- _Record list_:

— begin —

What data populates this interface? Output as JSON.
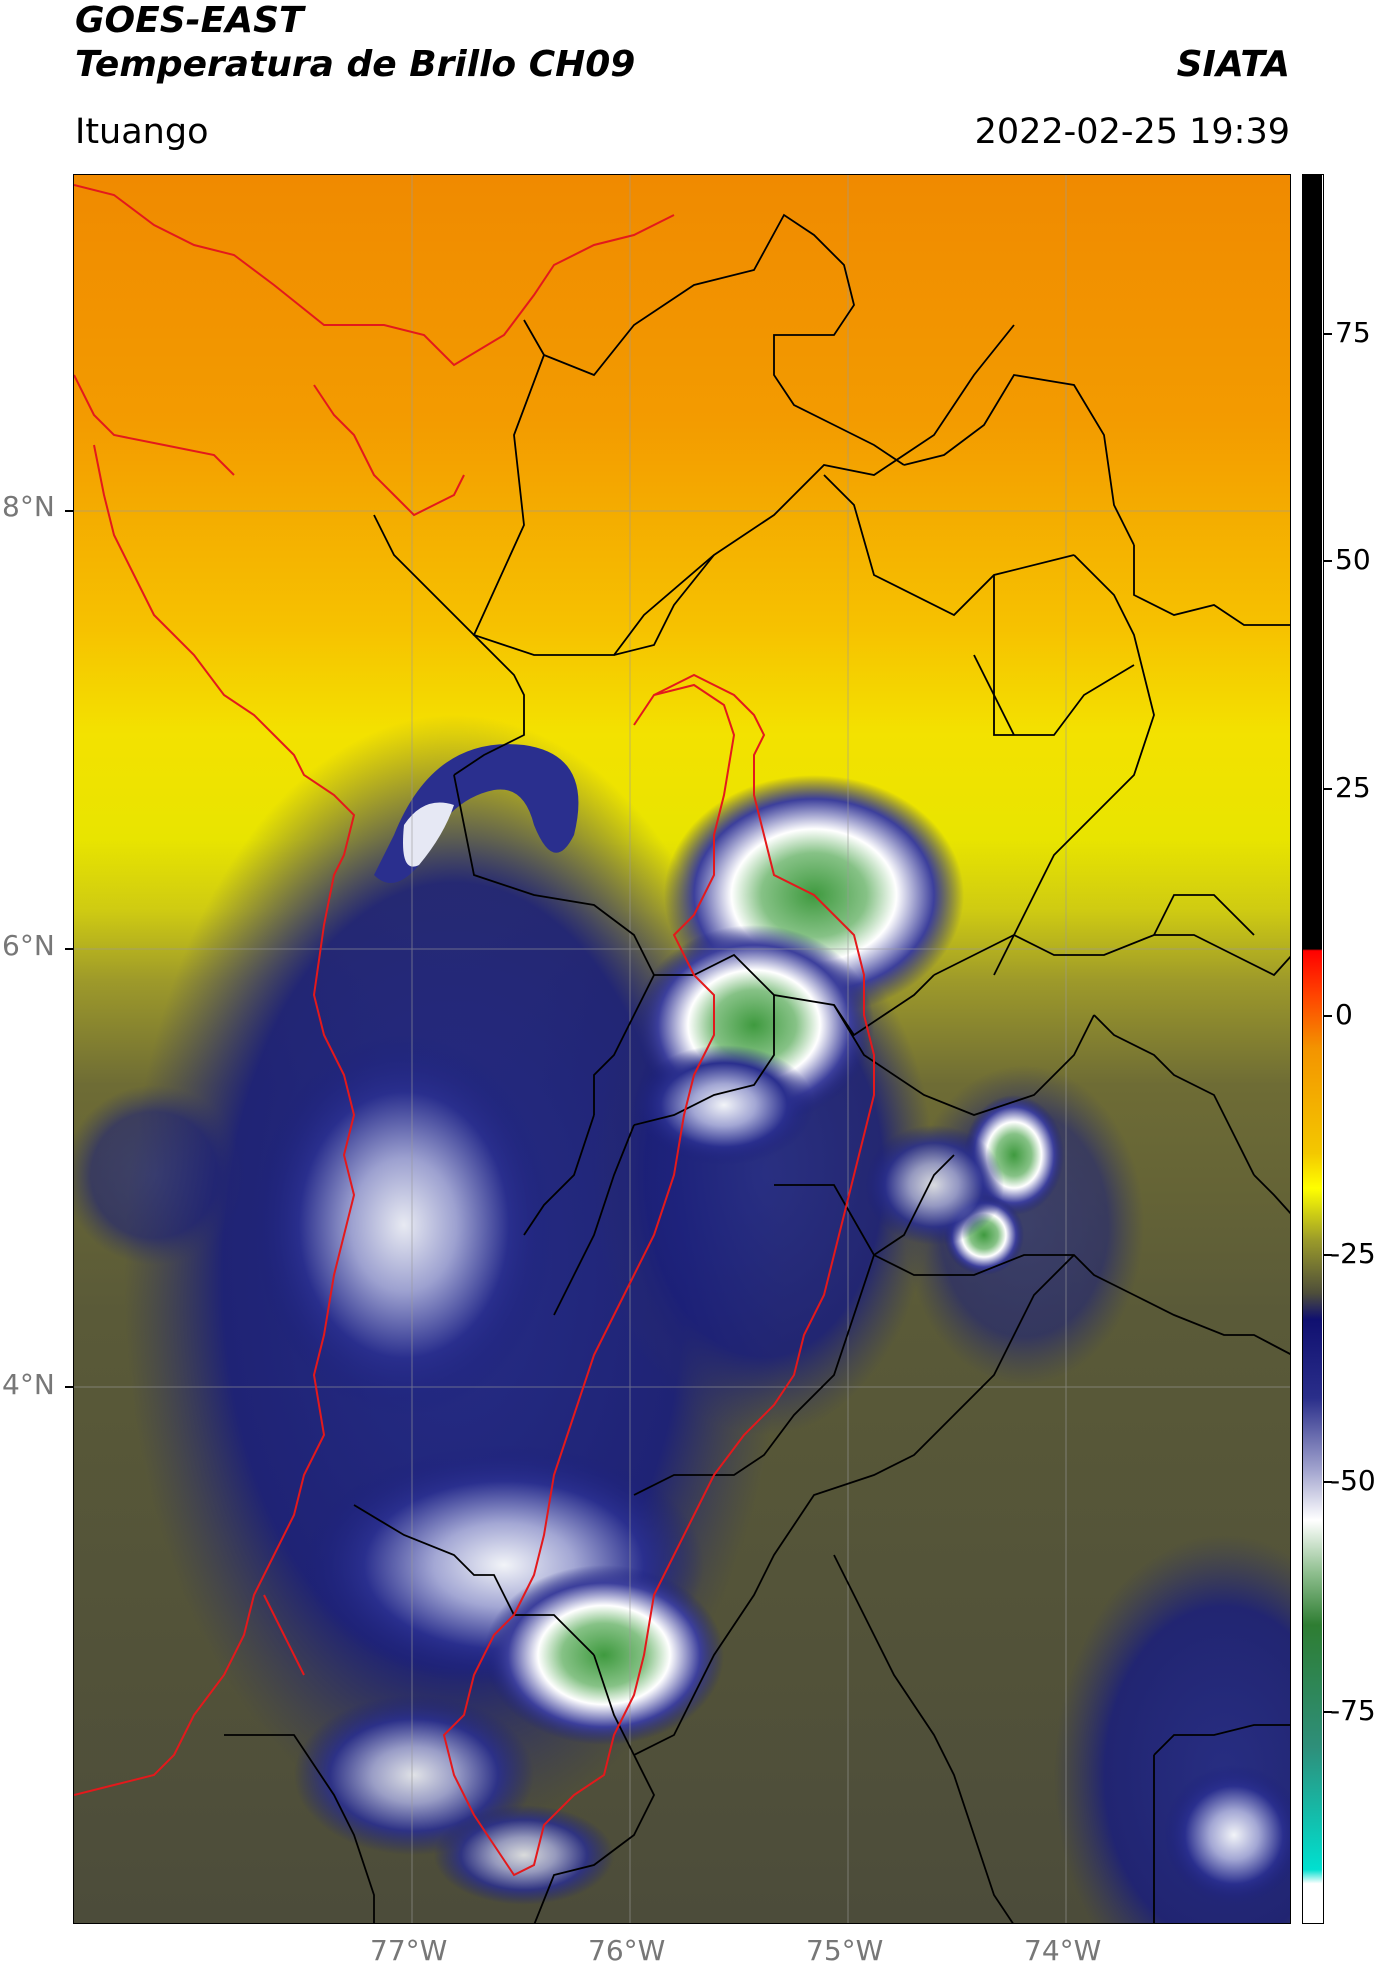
{
  "header": {
    "title_line1": "GOES-EAST",
    "title_line2": "Temperatura de Brillo CH09",
    "brand": "SIATA",
    "region": "Ituango",
    "datetime": "2022-02-25 19:39"
  },
  "map": {
    "lat_labels": [
      "8°N",
      "6°N",
      "4°N"
    ],
    "lon_labels": [
      "77°W",
      "76°W",
      "75°W",
      "74°W"
    ],
    "colors": {
      "warm": "#f39400",
      "yellow": "#f0e400",
      "olive": "#5f5f33",
      "navy": "#1b1f7a",
      "white": "#f2f4f8",
      "green": "#3a8a3a",
      "border_red": "#e3191c",
      "border_black": "#000000"
    }
  },
  "colorbar": {
    "ticks": [
      "75",
      "50",
      "25",
      "0",
      "-25",
      "-50",
      "-75"
    ],
    "colors": [
      "#000000",
      "#ff0000",
      "#f39400",
      "#ffff00",
      "#6a6a3a",
      "#141478",
      "#9ea0cc",
      "#ffffff",
      "#2e7d32",
      "#00e0d0",
      "#ffffff"
    ]
  }
}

— end —

- _Goal of the exercise_: Transcribe the preceding listing in its entirety and with exact wording, leaving out pictures.

- _Response to this exercise_:
What data populates this interface? Output as JSON.
{
  "header": {
    "title_line1": "GOES-EAST",
    "title_line2": "Temperatura de Brillo CH09",
    "brand": "SIATA",
    "region": "Ituango",
    "datetime": "2022-02-25 19:39"
  },
  "map": {
    "lat_labels": [
      "8°N",
      "6°N",
      "4°N"
    ],
    "lon_labels": [
      "77°W",
      "76°W",
      "75°W",
      "74°W"
    ],
    "colors": {
      "warm": "#f39400",
      "yellow": "#f0e400",
      "olive": "#5f5f33",
      "navy": "#1b1f7a",
      "white": "#f2f4f8",
      "green": "#3a8a3a",
      "border_red": "#e3191c",
      "border_black": "#000000"
    }
  },
  "colorbar": {
    "ticks": [
      "75",
      "50",
      "25",
      "0",
      "-25",
      "-50",
      "-75"
    ],
    "colors": [
      "#000000",
      "#ff0000",
      "#f39400",
      "#ffff00",
      "#6a6a3a",
      "#141478",
      "#9ea0cc",
      "#ffffff",
      "#2e7d32",
      "#00e0d0",
      "#ffffff"
    ]
  }
}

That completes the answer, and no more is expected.